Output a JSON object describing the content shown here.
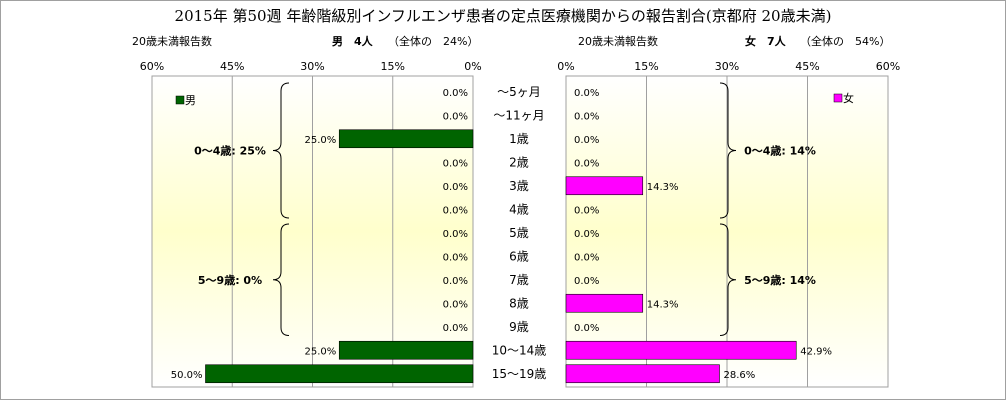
{
  "title": "2015年 第50週 年齢階級別インフルエンザ患者の定点医療機関からの報告割合(京都府 20歳未満)",
  "left_header": {
    "caption": "20歳未満報告数",
    "sex_count": "男　4人",
    "share": "（全体の　24%）"
  },
  "right_header": {
    "caption": "20歳未満報告数",
    "sex_count": "女　7人",
    "share": "（全体の　54%）"
  },
  "colors": {
    "male": "#006400",
    "female": "#ff00ff",
    "plot_top": "#ffffff",
    "plot_mid": "#ffffcc"
  },
  "chart_data": {
    "type": "bar",
    "categories": [
      "～5ヶ月",
      "～11ヶ月",
      "1歳",
      "2歳",
      "3歳",
      "4歳",
      "5歳",
      "6歳",
      "7歳",
      "8歳",
      "9歳",
      "10～14歳",
      "15～19歳"
    ],
    "xlim": [
      0,
      60
    ],
    "ticks": [
      0,
      15,
      30,
      45,
      60
    ],
    "tick_labels_left": [
      "0%",
      "15%",
      "30%",
      "45%",
      "60%"
    ],
    "tick_labels_right": [
      "0%",
      "15%",
      "30%",
      "45%",
      "60%"
    ],
    "grid": true,
    "series": [
      {
        "name": "男",
        "side": "left",
        "values": [
          0.0,
          0.0,
          25.0,
          0.0,
          0.0,
          0.0,
          0.0,
          0.0,
          0.0,
          0.0,
          0.0,
          25.0,
          50.0
        ],
        "labels": [
          "0.0%",
          "0.0%",
          "25.0%",
          "0.0%",
          "0.0%",
          "0.0%",
          "0.0%",
          "0.0%",
          "0.0%",
          "0.0%",
          "0.0%",
          "25.0%",
          "50.0%"
        ]
      },
      {
        "name": "女",
        "side": "right",
        "values": [
          0.0,
          0.0,
          0.0,
          0.0,
          14.3,
          0.0,
          0.0,
          0.0,
          0.0,
          14.3,
          0.0,
          42.9,
          28.6
        ],
        "labels": [
          "0.0%",
          "0.0%",
          "0.0%",
          "0.0%",
          "14.3%",
          "0.0%",
          "0.0%",
          "0.0%",
          "0.0%",
          "14.3%",
          "0.0%",
          "42.9%",
          "28.6%"
        ]
      }
    ],
    "groups": {
      "left": [
        {
          "label": "0～4歳: 25%",
          "from": 0,
          "to": 5
        },
        {
          "label": "5～9歳: 0%",
          "from": 6,
          "to": 10
        }
      ],
      "right": [
        {
          "label": "0～4歳: 14%",
          "from": 0,
          "to": 5
        },
        {
          "label": "5～9歳: 14%",
          "from": 6,
          "to": 10
        }
      ]
    }
  }
}
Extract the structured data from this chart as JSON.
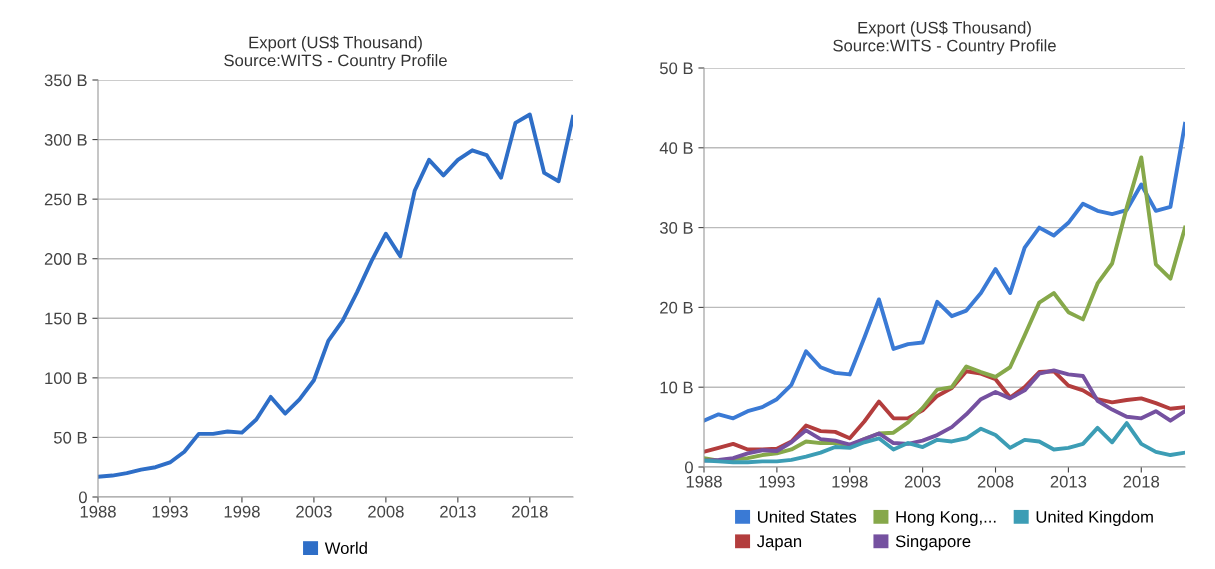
{
  "chart_data": [
    {
      "type": "line",
      "title": "Export (US$ Thousand)",
      "subtitle": "Source:WITS - Country Profile",
      "x": [
        1988,
        1989,
        1990,
        1991,
        1992,
        1993,
        1994,
        1995,
        1996,
        1997,
        1998,
        1999,
        2000,
        2001,
        2002,
        2003,
        2004,
        2005,
        2006,
        2007,
        2008,
        2009,
        2010,
        2011,
        2012,
        2013,
        2014,
        2015,
        2016,
        2017,
        2018,
        2019,
        2020,
        2021
      ],
      "series": [
        {
          "name": "World",
          "color": "#2e6ec7",
          "values": [
            17,
            18,
            20,
            23,
            25,
            29,
            38,
            53,
            53,
            55,
            54,
            65,
            84,
            70,
            82,
            98,
            131,
            148,
            172,
            198,
            221,
            202,
            257,
            283,
            270,
            283,
            291,
            287,
            268,
            314,
            321,
            272,
            265,
            319
          ]
        }
      ],
      "xlim": [
        1988,
        2021
      ],
      "xticks": [
        1988,
        1993,
        1998,
        2003,
        2008,
        2013,
        2018
      ],
      "ylim": [
        0,
        350
      ],
      "yticks": [
        {
          "value": 0,
          "label": "0"
        },
        {
          "value": 50,
          "label": "50 B"
        },
        {
          "value": 100,
          "label": "100 B"
        },
        {
          "value": 150,
          "label": "150 B"
        },
        {
          "value": 200,
          "label": "200 B"
        },
        {
          "value": 250,
          "label": "250 B"
        },
        {
          "value": 300,
          "label": "300 B"
        },
        {
          "value": 350,
          "label": "350 B"
        }
      ],
      "grid": "y",
      "legend": "bottom",
      "marker": "none",
      "line_style": "solid"
    },
    {
      "type": "line",
      "title": "Export (US$ Thousand)",
      "subtitle": "Source:WITS - Country Profile",
      "x": [
        1988,
        1989,
        1990,
        1991,
        1992,
        1993,
        1994,
        1995,
        1996,
        1997,
        1998,
        1999,
        2000,
        2001,
        2002,
        2003,
        2004,
        2005,
        2006,
        2007,
        2008,
        2009,
        2010,
        2011,
        2012,
        2013,
        2014,
        2015,
        2016,
        2017,
        2018,
        2019,
        2020,
        2021
      ],
      "series": [
        {
          "name": "United States",
          "color": "#3a7ad5",
          "values": [
            5.8,
            6.6,
            6.1,
            7.0,
            7.5,
            8.5,
            10.3,
            14.5,
            12.5,
            11.8,
            11.6,
            16.2,
            21.0,
            14.8,
            15.4,
            15.6,
            20.7,
            18.9,
            19.6,
            21.8,
            24.8,
            21.8,
            27.5,
            30.0,
            29.0,
            30.6,
            33.0,
            32.1,
            31.7,
            32.2,
            35.4,
            32.1,
            32.6,
            43.0
          ]
        },
        {
          "name": "Japan",
          "color": "#b33d3d",
          "values": [
            1.9,
            2.4,
            2.9,
            2.2,
            2.2,
            2.3,
            3.2,
            5.2,
            4.5,
            4.4,
            3.6,
            5.7,
            8.2,
            6.1,
            6.1,
            7.1,
            8.9,
            9.9,
            12.0,
            11.7,
            11.0,
            8.7,
            10.0,
            11.9,
            12.0,
            10.2,
            9.6,
            8.5,
            8.1,
            8.4,
            8.6,
            8.0,
            7.3,
            7.5
          ]
        },
        {
          "name": "Hong Kong,...",
          "color": "#86a84a",
          "values": [
            1.1,
            0.8,
            1.0,
            1.1,
            1.5,
            1.7,
            2.2,
            3.2,
            3.0,
            3.0,
            2.7,
            3.5,
            4.2,
            4.3,
            5.6,
            7.4,
            9.7,
            10.0,
            12.6,
            11.9,
            11.3,
            12.5,
            16.5,
            20.6,
            21.8,
            19.4,
            18.5,
            23.0,
            25.5,
            32.5,
            38.8,
            25.4,
            23.6,
            30.0
          ]
        },
        {
          "name": "Singapore",
          "color": "#7551a0",
          "values": [
            0.8,
            0.9,
            1.1,
            1.7,
            2.1,
            2.0,
            3.1,
            4.6,
            3.5,
            3.3,
            2.8,
            3.5,
            4.2,
            3.0,
            2.9,
            3.3,
            4.0,
            5.0,
            6.6,
            8.5,
            9.4,
            8.6,
            9.6,
            11.7,
            12.1,
            11.6,
            11.4,
            8.3,
            7.2,
            6.3,
            6.1,
            7.0,
            5.8,
            7.0
          ]
        },
        {
          "name": "United Kingdom",
          "color": "#3c9db5",
          "values": [
            0.8,
            0.7,
            0.6,
            0.6,
            0.7,
            0.7,
            0.9,
            1.3,
            1.8,
            2.5,
            2.4,
            3.1,
            3.6,
            2.2,
            3.0,
            2.5,
            3.4,
            3.2,
            3.6,
            4.8,
            4.0,
            2.4,
            3.4,
            3.2,
            2.2,
            2.4,
            2.9,
            4.9,
            3.1,
            5.5,
            2.9,
            1.9,
            1.5,
            1.8
          ]
        }
      ],
      "xlim": [
        1988,
        2021
      ],
      "xticks": [
        1988,
        1993,
        1998,
        2003,
        2008,
        2013,
        2018
      ],
      "ylim": [
        0,
        50
      ],
      "yticks": [
        {
          "value": 0,
          "label": "0"
        },
        {
          "value": 10,
          "label": "10 B"
        },
        {
          "value": 20,
          "label": "20 B"
        },
        {
          "value": 30,
          "label": "30 B"
        },
        {
          "value": 40,
          "label": "40 B"
        },
        {
          "value": 50,
          "label": "50 B"
        }
      ],
      "grid": "y",
      "legend": "bottom",
      "marker": "none",
      "line_style": "solid"
    }
  ]
}
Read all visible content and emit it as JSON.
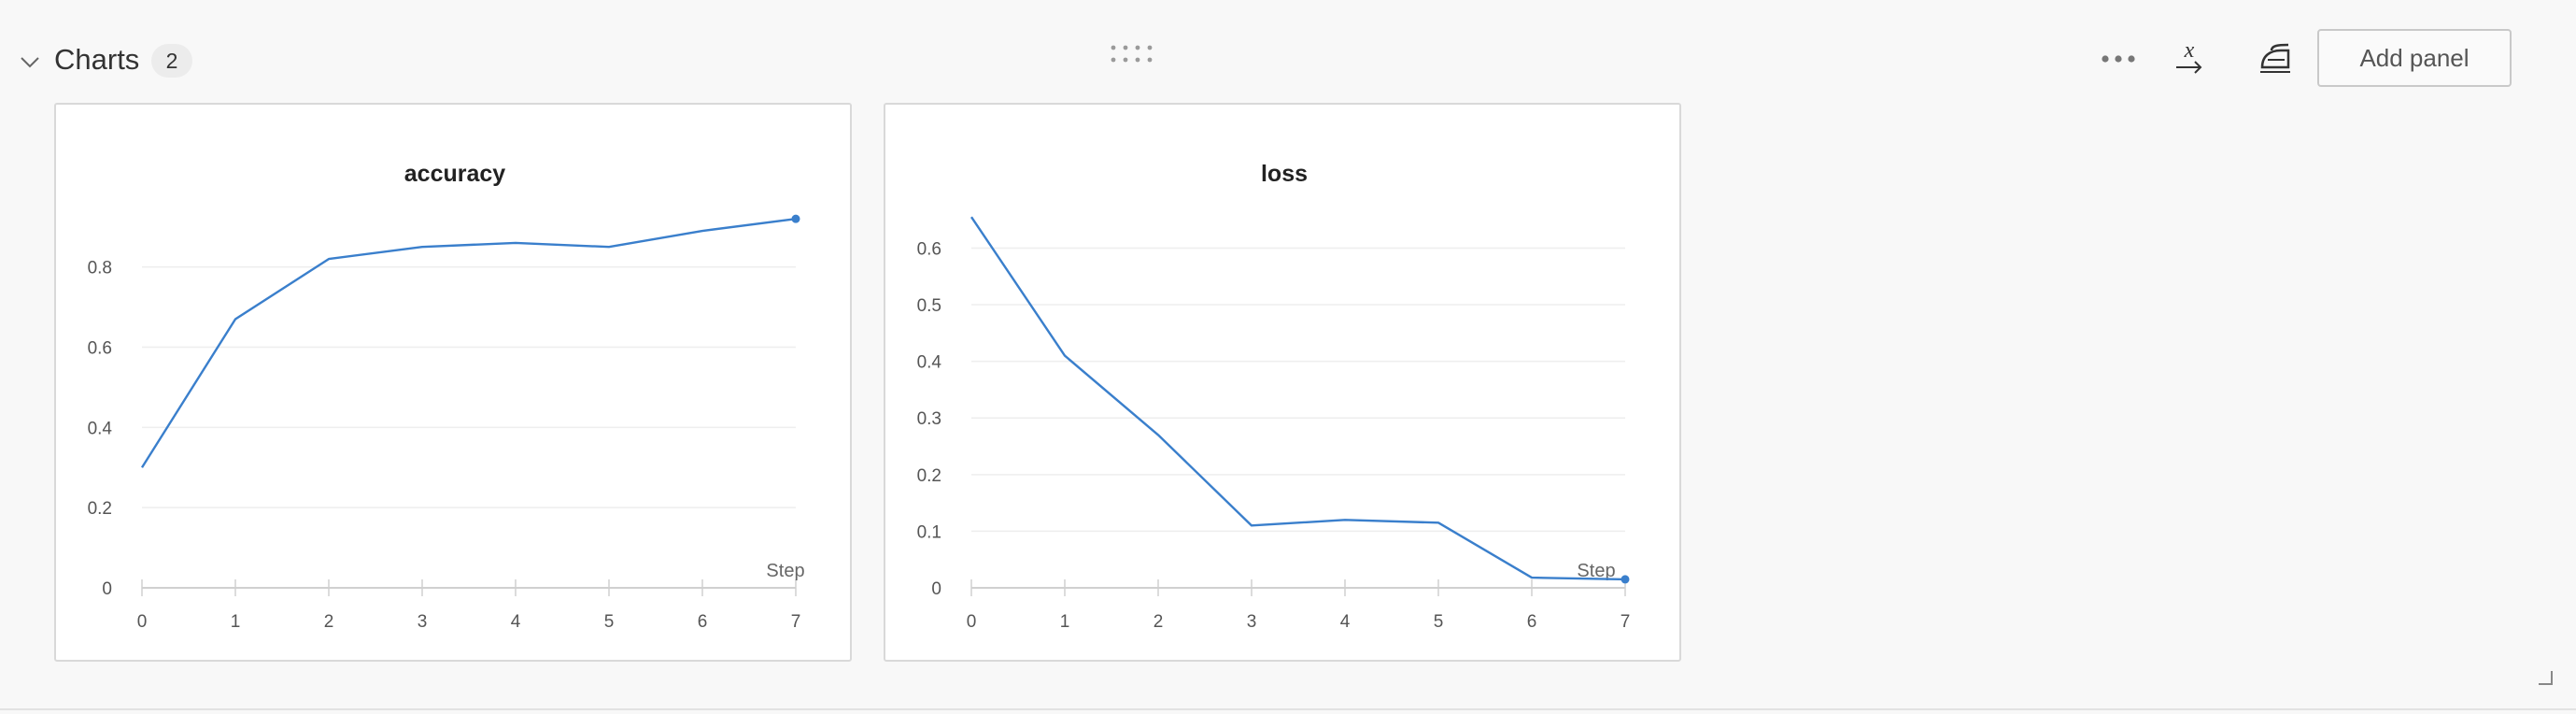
{
  "section": {
    "title": "Charts",
    "count": "2",
    "add_panel_label": "Add panel",
    "icons": {
      "collapse": "chevron-down-icon",
      "drag": "drag-handle-icon",
      "more": "more-horizontal-icon",
      "xaxis": "x-axis-icon",
      "clean": "clean-iron-icon",
      "resize": "resize-corner-icon"
    }
  },
  "colors": {
    "line": "#3a7fcc",
    "grid": "#eeeeee",
    "axis": "#d0d0d0"
  },
  "chart_data": [
    {
      "type": "line",
      "title": "accuracy",
      "xlabel": "Step",
      "ylabel": "",
      "x": [
        0,
        1,
        2,
        3,
        4,
        5,
        6,
        7
      ],
      "xticks": [
        "0",
        "1",
        "2",
        "3",
        "4",
        "5",
        "6",
        "7"
      ],
      "yticks": [
        "0",
        "0.2",
        "0.4",
        "0.6",
        "0.8"
      ],
      "ytick_values": [
        0,
        0.2,
        0.4,
        0.6,
        0.8
      ],
      "xlim": [
        0,
        7
      ],
      "ylim": [
        0,
        0.96
      ],
      "grid": true,
      "series": [
        {
          "values": [
            0.3,
            0.67,
            0.82,
            0.85,
            0.86,
            0.85,
            0.89,
            0.92
          ]
        }
      ]
    },
    {
      "type": "line",
      "title": "loss",
      "xlabel": "Step",
      "ylabel": "",
      "x": [
        0,
        1,
        2,
        3,
        4,
        5,
        6,
        7
      ],
      "xticks": [
        "0",
        "1",
        "2",
        "3",
        "4",
        "5",
        "6",
        "7"
      ],
      "yticks": [
        "0",
        "0.1",
        "0.2",
        "0.3",
        "0.4",
        "0.5",
        "0.6"
      ],
      "ytick_values": [
        0,
        0.1,
        0.2,
        0.3,
        0.4,
        0.5,
        0.6
      ],
      "xlim": [
        0,
        7
      ],
      "ylim": [
        0,
        0.68
      ],
      "grid": true,
      "series": [
        {
          "values": [
            0.655,
            0.41,
            0.27,
            0.11,
            0.12,
            0.115,
            0.018,
            0.015
          ]
        }
      ]
    }
  ]
}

-.-.-

WHAT IS REQUIRED
State how many lines of the records above contain "JSON", with no words besides the number.

EXERCISE OUTPUT
3